§ **TASK TO CARRY OUT**
Extract every entry word for word.

::: AVAILABLE RECORDS :::

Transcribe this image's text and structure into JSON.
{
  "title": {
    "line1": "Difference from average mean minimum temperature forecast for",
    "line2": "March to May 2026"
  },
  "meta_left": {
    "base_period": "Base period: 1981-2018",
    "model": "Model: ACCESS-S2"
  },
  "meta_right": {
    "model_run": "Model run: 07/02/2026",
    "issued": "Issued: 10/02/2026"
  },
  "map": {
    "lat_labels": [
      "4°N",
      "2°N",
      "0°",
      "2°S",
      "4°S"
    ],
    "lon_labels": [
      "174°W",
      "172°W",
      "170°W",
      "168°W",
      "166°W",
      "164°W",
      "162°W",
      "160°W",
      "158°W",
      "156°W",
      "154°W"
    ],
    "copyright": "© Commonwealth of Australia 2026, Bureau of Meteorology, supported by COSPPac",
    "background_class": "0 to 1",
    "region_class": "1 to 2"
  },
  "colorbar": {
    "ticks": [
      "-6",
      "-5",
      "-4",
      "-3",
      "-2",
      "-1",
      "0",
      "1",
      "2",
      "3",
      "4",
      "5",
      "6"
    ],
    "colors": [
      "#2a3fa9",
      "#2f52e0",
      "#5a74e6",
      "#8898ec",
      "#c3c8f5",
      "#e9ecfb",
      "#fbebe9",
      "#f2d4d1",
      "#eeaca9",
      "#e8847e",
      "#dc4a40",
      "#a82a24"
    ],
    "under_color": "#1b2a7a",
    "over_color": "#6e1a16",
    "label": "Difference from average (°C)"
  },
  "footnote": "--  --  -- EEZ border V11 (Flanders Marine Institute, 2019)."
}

:::

§ **COMPLETED EXERCISE**
Transcribe this image's text and structure into JSON.
{
  "title": {
    "line1": "Difference from average mean minimum temperature forecast for",
    "line2": "March to May 2026"
  },
  "meta_left": {
    "base_period": "Base period: 1981-2018",
    "model": "Model: ACCESS-S2"
  },
  "meta_right": {
    "model_run": "Model run: 07/02/2026",
    "issued": "Issued: 10/02/2026"
  },
  "map": {
    "lat_labels": [
      "4°N",
      "2°N",
      "0°",
      "2°S",
      "4°S"
    ],
    "lon_labels": [
      "174°W",
      "172°W",
      "170°W",
      "168°W",
      "166°W",
      "164°W",
      "162°W",
      "160°W",
      "158°W",
      "156°W",
      "154°W"
    ],
    "copyright": "© Commonwealth of Australia 2026, Bureau of Meteorology, supported by COSPPac",
    "background_class": "0 to 1",
    "region_class": "1 to 2"
  },
  "colorbar": {
    "ticks": [
      "-6",
      "-5",
      "-4",
      "-3",
      "-2",
      "-1",
      "0",
      "1",
      "2",
      "3",
      "4",
      "5",
      "6"
    ],
    "colors": [
      "#2a3fa9",
      "#2f52e0",
      "#5a74e6",
      "#8898ec",
      "#c3c8f5",
      "#e9ecfb",
      "#fbebe9",
      "#f2d4d1",
      "#eeaca9",
      "#e8847e",
      "#dc4a40",
      "#a82a24"
    ],
    "under_color": "#1b2a7a",
    "over_color": "#6e1a16",
    "label": "Difference from average (°C)"
  },
  "footnote": "--  --  -- EEZ border V11 (Flanders Marine Institute, 2019)."
}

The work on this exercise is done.